Please output every line of the material as it stands, without the pictures.

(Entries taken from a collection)
-- begin --

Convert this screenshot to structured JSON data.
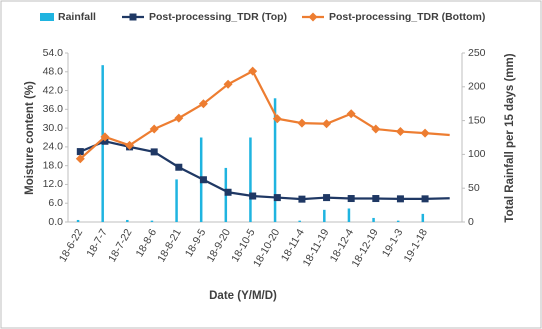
{
  "chart_data": {
    "type": "combo",
    "x_label": "Date (Y/M/D)",
    "y_label": "Moisture content (%)",
    "y2_label": "Total Rainfall per 15 days (mm)",
    "categories": [
      "18-6-22",
      "18-7-7",
      "18-7-22",
      "18-8-6",
      "18-8-21",
      "18-9-5",
      "18-9-20",
      "18-10-5",
      "18-10-20",
      "18-11-4",
      "18-11-19",
      "18-12-4",
      "18-12-19",
      "19-1-3",
      "19-1-18",
      null
    ],
    "series": [
      {
        "name": "Rainfall",
        "type": "bar",
        "axis": "y2",
        "color": "#1fb4e0",
        "values": [
          3,
          232,
          3,
          2,
          63,
          125,
          80,
          125,
          183,
          2,
          18,
          20,
          6,
          2,
          12,
          null
        ]
      },
      {
        "name": "Post-processing_TDR (Top)",
        "type": "line",
        "marker": "square",
        "color": "#1f3864",
        "values": [
          22.5,
          25.8,
          24.0,
          22.4,
          17.5,
          13.5,
          9.5,
          8.3,
          7.8,
          7.3,
          7.8,
          7.5,
          7.5,
          7.4,
          7.4,
          7.6
        ]
      },
      {
        "name": "Post-processing_TDR (Bottom)",
        "type": "line",
        "marker": "diamond",
        "color": "#ed7d31",
        "values": [
          20.2,
          27.2,
          24.5,
          29.7,
          33.2,
          37.8,
          44.0,
          48.2,
          33.0,
          31.6,
          31.4,
          34.6,
          29.7,
          28.9,
          28.4,
          27.8
        ]
      }
    ],
    "ylim": [
      0,
      54
    ],
    "yticks": [
      {
        "value": 0,
        "label": "0.0"
      },
      {
        "value": 6,
        "label": "6.0"
      },
      {
        "value": 12,
        "label": "12.0"
      },
      {
        "value": 18,
        "label": "18.0"
      },
      {
        "value": 24,
        "label": "24.0"
      },
      {
        "value": 30,
        "label": "30.0"
      },
      {
        "value": 36,
        "label": "36.0"
      },
      {
        "value": 42,
        "label": "42.0"
      },
      {
        "value": 48,
        "label": "48.0"
      },
      {
        "value": 54,
        "label": "54.0"
      }
    ],
    "y2lim": [
      0,
      250
    ],
    "y2ticks": [
      0,
      50,
      100,
      150,
      200,
      250
    ],
    "grid": false
  }
}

-- end --

### Solution
Convert this screenshot to structured JSON data.
{
  "chart_data": {
    "type": "combo",
    "x_label": "Date (Y/M/D)",
    "y_label": "Moisture content (%)",
    "y2_label": "Total Rainfall per 15 days (mm)",
    "categories": [
      "18-6-22",
      "18-7-7",
      "18-7-22",
      "18-8-6",
      "18-8-21",
      "18-9-5",
      "18-9-20",
      "18-10-5",
      "18-10-20",
      "18-11-4",
      "18-11-19",
      "18-12-4",
      "18-12-19",
      "19-1-3",
      "19-1-18",
      null
    ],
    "series": [
      {
        "name": "Rainfall",
        "type": "bar",
        "axis": "y2",
        "color": "#1fb4e0",
        "values": [
          3,
          232,
          3,
          2,
          63,
          125,
          80,
          125,
          183,
          2,
          18,
          20,
          6,
          2,
          12,
          null
        ]
      },
      {
        "name": "Post-processing_TDR (Top)",
        "type": "line",
        "marker": "square",
        "color": "#1f3864",
        "values": [
          22.5,
          25.8,
          24.0,
          22.4,
          17.5,
          13.5,
          9.5,
          8.3,
          7.8,
          7.3,
          7.8,
          7.5,
          7.5,
          7.4,
          7.4,
          7.6
        ]
      },
      {
        "name": "Post-processing_TDR (Bottom)",
        "type": "line",
        "marker": "diamond",
        "color": "#ed7d31",
        "values": [
          20.2,
          27.2,
          24.5,
          29.7,
          33.2,
          37.8,
          44.0,
          48.2,
          33.0,
          31.6,
          31.4,
          34.6,
          29.7,
          28.9,
          28.4,
          27.8
        ]
      }
    ],
    "ylim": [
      0,
      54
    ],
    "yticks": [
      {
        "value": 0,
        "label": "0.0"
      },
      {
        "value": 6,
        "label": "6.0"
      },
      {
        "value": 12,
        "label": "12.0"
      },
      {
        "value": 18,
        "label": "18.0"
      },
      {
        "value": 24,
        "label": "24.0"
      },
      {
        "value": 30,
        "label": "30.0"
      },
      {
        "value": 36,
        "label": "36.0"
      },
      {
        "value": 42,
        "label": "42.0"
      },
      {
        "value": 48,
        "label": "48.0"
      },
      {
        "value": 54,
        "label": "54.0"
      }
    ],
    "y2lim": [
      0,
      250
    ],
    "y2ticks": [
      0,
      50,
      100,
      150,
      200,
      250
    ],
    "grid": false
  }
}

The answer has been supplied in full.